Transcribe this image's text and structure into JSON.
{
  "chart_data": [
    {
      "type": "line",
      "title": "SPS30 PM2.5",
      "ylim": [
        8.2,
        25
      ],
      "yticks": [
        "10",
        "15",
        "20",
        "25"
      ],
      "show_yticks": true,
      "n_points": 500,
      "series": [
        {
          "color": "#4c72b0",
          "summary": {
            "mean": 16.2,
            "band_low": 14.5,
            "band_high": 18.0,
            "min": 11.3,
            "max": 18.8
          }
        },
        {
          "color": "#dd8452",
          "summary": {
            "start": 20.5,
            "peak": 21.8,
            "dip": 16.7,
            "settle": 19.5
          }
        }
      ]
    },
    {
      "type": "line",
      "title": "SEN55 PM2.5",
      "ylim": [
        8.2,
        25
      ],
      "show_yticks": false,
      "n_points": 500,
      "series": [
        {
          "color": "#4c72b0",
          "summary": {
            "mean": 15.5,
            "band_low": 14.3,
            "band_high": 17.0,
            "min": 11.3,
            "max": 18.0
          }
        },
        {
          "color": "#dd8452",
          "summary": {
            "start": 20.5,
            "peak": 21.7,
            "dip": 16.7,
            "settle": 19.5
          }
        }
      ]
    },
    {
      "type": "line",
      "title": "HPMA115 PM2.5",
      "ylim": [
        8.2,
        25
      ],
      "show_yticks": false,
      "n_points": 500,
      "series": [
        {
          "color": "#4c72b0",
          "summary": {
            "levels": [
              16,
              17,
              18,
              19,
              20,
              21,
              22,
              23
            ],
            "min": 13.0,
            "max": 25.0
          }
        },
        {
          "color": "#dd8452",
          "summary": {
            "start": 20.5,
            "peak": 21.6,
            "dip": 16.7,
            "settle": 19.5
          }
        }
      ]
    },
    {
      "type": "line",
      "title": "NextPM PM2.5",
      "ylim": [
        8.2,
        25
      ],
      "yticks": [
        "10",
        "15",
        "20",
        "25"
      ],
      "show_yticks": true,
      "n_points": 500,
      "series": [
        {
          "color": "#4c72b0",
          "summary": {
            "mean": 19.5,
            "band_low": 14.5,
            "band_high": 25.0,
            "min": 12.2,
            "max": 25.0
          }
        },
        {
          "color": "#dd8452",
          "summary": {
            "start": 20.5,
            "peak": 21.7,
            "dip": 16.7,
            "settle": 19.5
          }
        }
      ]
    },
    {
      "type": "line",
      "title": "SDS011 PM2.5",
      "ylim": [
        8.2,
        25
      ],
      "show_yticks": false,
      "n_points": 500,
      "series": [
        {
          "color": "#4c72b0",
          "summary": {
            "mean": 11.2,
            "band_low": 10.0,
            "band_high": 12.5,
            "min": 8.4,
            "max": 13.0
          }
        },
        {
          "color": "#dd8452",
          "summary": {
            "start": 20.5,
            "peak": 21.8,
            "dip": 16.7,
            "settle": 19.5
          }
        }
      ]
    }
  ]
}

(EXERCISE DESCRIPTION): Every entry needs to be retyped exactly.

(RESPONSE TO THIS TASK):
Transcribe this image's text and structure into JSON.
{
  "chart_data": [
    {
      "type": "line",
      "title": "SPS30 PM2.5",
      "ylim": [
        8.2,
        25
      ],
      "yticks": [
        "10",
        "15",
        "20",
        "25"
      ],
      "show_yticks": true,
      "n_points": 500,
      "series": [
        {
          "color": "#4c72b0",
          "summary": {
            "mean": 16.2,
            "band_low": 14.5,
            "band_high": 18.0,
            "min": 11.3,
            "max": 18.8
          }
        },
        {
          "color": "#dd8452",
          "summary": {
            "start": 20.5,
            "peak": 21.8,
            "dip": 16.7,
            "settle": 19.5
          }
        }
      ]
    },
    {
      "type": "line",
      "title": "SEN55 PM2.5",
      "ylim": [
        8.2,
        25
      ],
      "show_yticks": false,
      "n_points": 500,
      "series": [
        {
          "color": "#4c72b0",
          "summary": {
            "mean": 15.5,
            "band_low": 14.3,
            "band_high": 17.0,
            "min": 11.3,
            "max": 18.0
          }
        },
        {
          "color": "#dd8452",
          "summary": {
            "start": 20.5,
            "peak": 21.7,
            "dip": 16.7,
            "settle": 19.5
          }
        }
      ]
    },
    {
      "type": "line",
      "title": "HPMA115 PM2.5",
      "ylim": [
        8.2,
        25
      ],
      "show_yticks": false,
      "n_points": 500,
      "series": [
        {
          "color": "#4c72b0",
          "summary": {
            "levels": [
              16,
              17,
              18,
              19,
              20,
              21,
              22,
              23
            ],
            "min": 13.0,
            "max": 25.0
          }
        },
        {
          "color": "#dd8452",
          "summary": {
            "start": 20.5,
            "peak": 21.6,
            "dip": 16.7,
            "settle": 19.5
          }
        }
      ]
    },
    {
      "type": "line",
      "title": "NextPM PM2.5",
      "ylim": [
        8.2,
        25
      ],
      "yticks": [
        "10",
        "15",
        "20",
        "25"
      ],
      "show_yticks": true,
      "n_points": 500,
      "series": [
        {
          "color": "#4c72b0",
          "summary": {
            "mean": 19.5,
            "band_low": 14.5,
            "band_high": 25.0,
            "min": 12.2,
            "max": 25.0
          }
        },
        {
          "color": "#dd8452",
          "summary": {
            "start": 20.5,
            "peak": 21.7,
            "dip": 16.7,
            "settle": 19.5
          }
        }
      ]
    },
    {
      "type": "line",
      "title": "SDS011 PM2.5",
      "ylim": [
        8.2,
        25
      ],
      "show_yticks": false,
      "n_points": 500,
      "series": [
        {
          "color": "#4c72b0",
          "summary": {
            "mean": 11.2,
            "band_low": 10.0,
            "band_high": 12.5,
            "min": 8.4,
            "max": 13.0
          }
        },
        {
          "color": "#dd8452",
          "summary": {
            "start": 20.5,
            "peak": 21.8,
            "dip": 16.7,
            "settle": 19.5
          }
        }
      ]
    }
  ]
}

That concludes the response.